### YOUR GOAL
Say how many lines of the material below contain the word "name", with no other words.

### MATERIAL FOR THIS EXERCISE
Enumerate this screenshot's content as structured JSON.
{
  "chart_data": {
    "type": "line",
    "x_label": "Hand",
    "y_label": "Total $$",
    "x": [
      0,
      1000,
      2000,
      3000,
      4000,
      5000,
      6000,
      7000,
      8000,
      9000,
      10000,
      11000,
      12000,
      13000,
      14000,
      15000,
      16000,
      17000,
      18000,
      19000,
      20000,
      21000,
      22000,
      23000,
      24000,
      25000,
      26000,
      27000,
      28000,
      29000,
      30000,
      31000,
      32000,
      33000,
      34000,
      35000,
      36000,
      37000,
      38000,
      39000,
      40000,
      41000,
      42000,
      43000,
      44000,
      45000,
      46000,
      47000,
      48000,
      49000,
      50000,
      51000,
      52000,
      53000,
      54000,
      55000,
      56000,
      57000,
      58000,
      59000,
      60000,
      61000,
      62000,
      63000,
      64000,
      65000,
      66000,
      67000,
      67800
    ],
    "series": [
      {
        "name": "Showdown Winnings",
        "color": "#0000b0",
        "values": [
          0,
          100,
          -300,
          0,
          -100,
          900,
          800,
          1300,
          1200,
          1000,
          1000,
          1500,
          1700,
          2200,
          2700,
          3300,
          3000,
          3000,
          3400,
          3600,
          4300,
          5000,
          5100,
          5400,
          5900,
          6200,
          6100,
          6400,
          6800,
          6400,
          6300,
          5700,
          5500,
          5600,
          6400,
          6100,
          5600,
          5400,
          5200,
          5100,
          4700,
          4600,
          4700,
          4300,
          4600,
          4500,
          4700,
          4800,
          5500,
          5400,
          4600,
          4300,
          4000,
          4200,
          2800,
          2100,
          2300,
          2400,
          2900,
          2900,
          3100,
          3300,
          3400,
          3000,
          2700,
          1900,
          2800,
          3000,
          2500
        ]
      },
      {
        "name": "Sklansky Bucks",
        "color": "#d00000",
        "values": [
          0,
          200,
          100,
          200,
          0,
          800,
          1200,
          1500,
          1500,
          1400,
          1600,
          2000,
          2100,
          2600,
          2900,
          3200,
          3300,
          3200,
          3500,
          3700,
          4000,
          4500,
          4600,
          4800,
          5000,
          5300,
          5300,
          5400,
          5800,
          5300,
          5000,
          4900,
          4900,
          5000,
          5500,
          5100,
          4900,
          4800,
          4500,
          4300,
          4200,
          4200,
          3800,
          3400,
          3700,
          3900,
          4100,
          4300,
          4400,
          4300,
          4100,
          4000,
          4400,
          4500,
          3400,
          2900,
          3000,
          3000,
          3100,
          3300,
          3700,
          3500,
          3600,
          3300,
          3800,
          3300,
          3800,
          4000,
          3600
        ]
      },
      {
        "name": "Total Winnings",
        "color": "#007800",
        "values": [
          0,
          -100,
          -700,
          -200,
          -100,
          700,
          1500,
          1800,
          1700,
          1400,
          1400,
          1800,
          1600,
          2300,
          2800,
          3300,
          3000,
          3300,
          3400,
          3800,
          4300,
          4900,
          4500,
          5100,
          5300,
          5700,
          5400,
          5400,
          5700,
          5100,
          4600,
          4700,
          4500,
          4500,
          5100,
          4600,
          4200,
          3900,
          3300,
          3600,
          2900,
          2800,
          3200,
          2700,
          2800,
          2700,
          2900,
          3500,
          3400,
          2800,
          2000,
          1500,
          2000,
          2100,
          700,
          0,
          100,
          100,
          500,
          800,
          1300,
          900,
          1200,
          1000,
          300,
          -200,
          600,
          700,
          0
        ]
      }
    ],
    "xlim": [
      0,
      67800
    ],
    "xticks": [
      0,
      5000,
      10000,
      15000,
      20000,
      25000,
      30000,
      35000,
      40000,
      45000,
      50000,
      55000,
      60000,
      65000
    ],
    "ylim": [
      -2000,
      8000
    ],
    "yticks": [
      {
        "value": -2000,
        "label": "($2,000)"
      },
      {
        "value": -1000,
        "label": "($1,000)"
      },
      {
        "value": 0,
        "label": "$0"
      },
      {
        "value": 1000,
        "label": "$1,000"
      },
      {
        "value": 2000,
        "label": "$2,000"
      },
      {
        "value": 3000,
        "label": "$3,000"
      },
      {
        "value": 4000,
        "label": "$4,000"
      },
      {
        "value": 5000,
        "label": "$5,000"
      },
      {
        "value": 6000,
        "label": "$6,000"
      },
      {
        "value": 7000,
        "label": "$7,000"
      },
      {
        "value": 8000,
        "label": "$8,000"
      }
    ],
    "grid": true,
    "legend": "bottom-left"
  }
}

### ANSWER FOR THE TASK
3